Collected data
==*==
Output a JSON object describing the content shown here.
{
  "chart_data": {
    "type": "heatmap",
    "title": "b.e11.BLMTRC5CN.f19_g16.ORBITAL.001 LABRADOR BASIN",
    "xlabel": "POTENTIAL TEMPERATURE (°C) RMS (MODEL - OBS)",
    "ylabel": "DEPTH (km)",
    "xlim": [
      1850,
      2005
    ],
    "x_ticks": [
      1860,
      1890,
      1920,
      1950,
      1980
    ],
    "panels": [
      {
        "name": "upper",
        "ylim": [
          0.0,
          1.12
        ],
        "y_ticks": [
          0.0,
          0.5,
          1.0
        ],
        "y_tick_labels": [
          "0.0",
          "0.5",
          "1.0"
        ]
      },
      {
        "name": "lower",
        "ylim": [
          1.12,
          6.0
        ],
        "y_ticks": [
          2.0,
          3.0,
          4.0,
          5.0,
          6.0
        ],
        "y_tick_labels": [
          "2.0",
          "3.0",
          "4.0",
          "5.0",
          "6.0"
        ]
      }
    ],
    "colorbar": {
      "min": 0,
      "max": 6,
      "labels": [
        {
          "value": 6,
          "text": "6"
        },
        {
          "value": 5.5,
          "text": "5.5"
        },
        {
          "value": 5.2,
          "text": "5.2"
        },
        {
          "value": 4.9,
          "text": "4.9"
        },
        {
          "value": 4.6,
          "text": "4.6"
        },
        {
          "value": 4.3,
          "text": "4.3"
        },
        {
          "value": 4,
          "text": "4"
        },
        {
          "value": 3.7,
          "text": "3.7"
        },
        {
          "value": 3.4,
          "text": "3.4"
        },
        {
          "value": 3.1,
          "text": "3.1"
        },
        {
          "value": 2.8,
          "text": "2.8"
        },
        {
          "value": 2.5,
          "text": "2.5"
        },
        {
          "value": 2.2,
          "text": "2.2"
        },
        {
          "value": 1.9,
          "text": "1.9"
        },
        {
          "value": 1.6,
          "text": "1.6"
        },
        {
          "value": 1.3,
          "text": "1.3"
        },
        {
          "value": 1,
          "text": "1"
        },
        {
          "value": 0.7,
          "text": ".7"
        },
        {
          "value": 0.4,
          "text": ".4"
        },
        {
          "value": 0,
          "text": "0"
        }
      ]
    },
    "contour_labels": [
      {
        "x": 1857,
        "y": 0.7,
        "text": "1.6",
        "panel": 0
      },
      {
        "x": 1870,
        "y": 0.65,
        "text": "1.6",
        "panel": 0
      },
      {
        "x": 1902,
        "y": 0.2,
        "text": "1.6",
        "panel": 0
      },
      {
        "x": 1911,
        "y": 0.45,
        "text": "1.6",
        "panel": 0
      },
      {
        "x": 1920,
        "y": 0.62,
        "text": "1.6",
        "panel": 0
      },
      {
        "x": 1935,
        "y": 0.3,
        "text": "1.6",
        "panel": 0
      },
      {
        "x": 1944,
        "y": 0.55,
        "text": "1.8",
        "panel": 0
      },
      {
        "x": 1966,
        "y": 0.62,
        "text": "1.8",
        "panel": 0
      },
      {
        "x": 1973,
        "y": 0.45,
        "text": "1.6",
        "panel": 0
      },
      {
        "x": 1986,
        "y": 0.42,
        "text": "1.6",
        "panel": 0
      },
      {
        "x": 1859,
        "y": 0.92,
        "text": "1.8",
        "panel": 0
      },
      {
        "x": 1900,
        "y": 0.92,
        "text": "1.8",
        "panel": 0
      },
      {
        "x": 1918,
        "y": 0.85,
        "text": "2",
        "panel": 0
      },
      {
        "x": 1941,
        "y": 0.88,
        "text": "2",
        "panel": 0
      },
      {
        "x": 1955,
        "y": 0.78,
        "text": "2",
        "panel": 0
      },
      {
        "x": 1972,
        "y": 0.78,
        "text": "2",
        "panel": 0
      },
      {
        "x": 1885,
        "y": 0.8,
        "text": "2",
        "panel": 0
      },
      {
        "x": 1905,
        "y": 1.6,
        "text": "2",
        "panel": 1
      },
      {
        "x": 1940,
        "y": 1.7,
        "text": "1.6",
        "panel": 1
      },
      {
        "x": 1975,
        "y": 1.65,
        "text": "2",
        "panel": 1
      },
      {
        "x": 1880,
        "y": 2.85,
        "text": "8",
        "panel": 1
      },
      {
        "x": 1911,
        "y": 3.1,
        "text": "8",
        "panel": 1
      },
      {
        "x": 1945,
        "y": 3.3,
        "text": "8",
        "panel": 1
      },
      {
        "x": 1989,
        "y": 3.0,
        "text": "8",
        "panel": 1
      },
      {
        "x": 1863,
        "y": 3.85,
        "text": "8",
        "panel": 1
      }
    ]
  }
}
==*==
What is required:
Repeat the records above exactly.

Answer to this problem:
Output a JSON object describing the content shown here.
{
  "chart_data": {
    "type": "heatmap",
    "title": "b.e11.BLMTRC5CN.f19_g16.ORBITAL.001 LABRADOR BASIN",
    "xlabel": "POTENTIAL TEMPERATURE (°C) RMS (MODEL - OBS)",
    "ylabel": "DEPTH (km)",
    "xlim": [
      1850,
      2005
    ],
    "x_ticks": [
      1860,
      1890,
      1920,
      1950,
      1980
    ],
    "panels": [
      {
        "name": "upper",
        "ylim": [
          0.0,
          1.12
        ],
        "y_ticks": [
          0.0,
          0.5,
          1.0
        ],
        "y_tick_labels": [
          "0.0",
          "0.5",
          "1.0"
        ]
      },
      {
        "name": "lower",
        "ylim": [
          1.12,
          6.0
        ],
        "y_ticks": [
          2.0,
          3.0,
          4.0,
          5.0,
          6.0
        ],
        "y_tick_labels": [
          "2.0",
          "3.0",
          "4.0",
          "5.0",
          "6.0"
        ]
      }
    ],
    "colorbar": {
      "min": 0,
      "max": 6,
      "labels": [
        {
          "value": 6,
          "text": "6"
        },
        {
          "value": 5.5,
          "text": "5.5"
        },
        {
          "value": 5.2,
          "text": "5.2"
        },
        {
          "value": 4.9,
          "text": "4.9"
        },
        {
          "value": 4.6,
          "text": "4.6"
        },
        {
          "value": 4.3,
          "text": "4.3"
        },
        {
          "value": 4,
          "text": "4"
        },
        {
          "value": 3.7,
          "text": "3.7"
        },
        {
          "value": 3.4,
          "text": "3.4"
        },
        {
          "value": 3.1,
          "text": "3.1"
        },
        {
          "value": 2.8,
          "text": "2.8"
        },
        {
          "value": 2.5,
          "text": "2.5"
        },
        {
          "value": 2.2,
          "text": "2.2"
        },
        {
          "value": 1.9,
          "text": "1.9"
        },
        {
          "value": 1.6,
          "text": "1.6"
        },
        {
          "value": 1.3,
          "text": "1.3"
        },
        {
          "value": 1,
          "text": "1"
        },
        {
          "value": 0.7,
          "text": ".7"
        },
        {
          "value": 0.4,
          "text": ".4"
        },
        {
          "value": 0,
          "text": "0"
        }
      ]
    },
    "contour_labels": [
      {
        "x": 1857,
        "y": 0.7,
        "text": "1.6",
        "panel": 0
      },
      {
        "x": 1870,
        "y": 0.65,
        "text": "1.6",
        "panel": 0
      },
      {
        "x": 1902,
        "y": 0.2,
        "text": "1.6",
        "panel": 0
      },
      {
        "x": 1911,
        "y": 0.45,
        "text": "1.6",
        "panel": 0
      },
      {
        "x": 1920,
        "y": 0.62,
        "text": "1.6",
        "panel": 0
      },
      {
        "x": 1935,
        "y": 0.3,
        "text": "1.6",
        "panel": 0
      },
      {
        "x": 1944,
        "y": 0.55,
        "text": "1.8",
        "panel": 0
      },
      {
        "x": 1966,
        "y": 0.62,
        "text": "1.8",
        "panel": 0
      },
      {
        "x": 1973,
        "y": 0.45,
        "text": "1.6",
        "panel": 0
      },
      {
        "x": 1986,
        "y": 0.42,
        "text": "1.6",
        "panel": 0
      },
      {
        "x": 1859,
        "y": 0.92,
        "text": "1.8",
        "panel": 0
      },
      {
        "x": 1900,
        "y": 0.92,
        "text": "1.8",
        "panel": 0
      },
      {
        "x": 1918,
        "y": 0.85,
        "text": "2",
        "panel": 0
      },
      {
        "x": 1941,
        "y": 0.88,
        "text": "2",
        "panel": 0
      },
      {
        "x": 1955,
        "y": 0.78,
        "text": "2",
        "panel": 0
      },
      {
        "x": 1972,
        "y": 0.78,
        "text": "2",
        "panel": 0
      },
      {
        "x": 1885,
        "y": 0.8,
        "text": "2",
        "panel": 0
      },
      {
        "x": 1905,
        "y": 1.6,
        "text": "2",
        "panel": 1
      },
      {
        "x": 1940,
        "y": 1.7,
        "text": "1.6",
        "panel": 1
      },
      {
        "x": 1975,
        "y": 1.65,
        "text": "2",
        "panel": 1
      },
      {
        "x": 1880,
        "y": 2.85,
        "text": "8",
        "panel": 1
      },
      {
        "x": 1911,
        "y": 3.1,
        "text": "8",
        "panel": 1
      },
      {
        "x": 1945,
        "y": 3.3,
        "text": "8",
        "panel": 1
      },
      {
        "x": 1989,
        "y": 3.0,
        "text": "8",
        "panel": 1
      },
      {
        "x": 1863,
        "y": 3.85,
        "text": "8",
        "panel": 1
      }
    ]
  }
}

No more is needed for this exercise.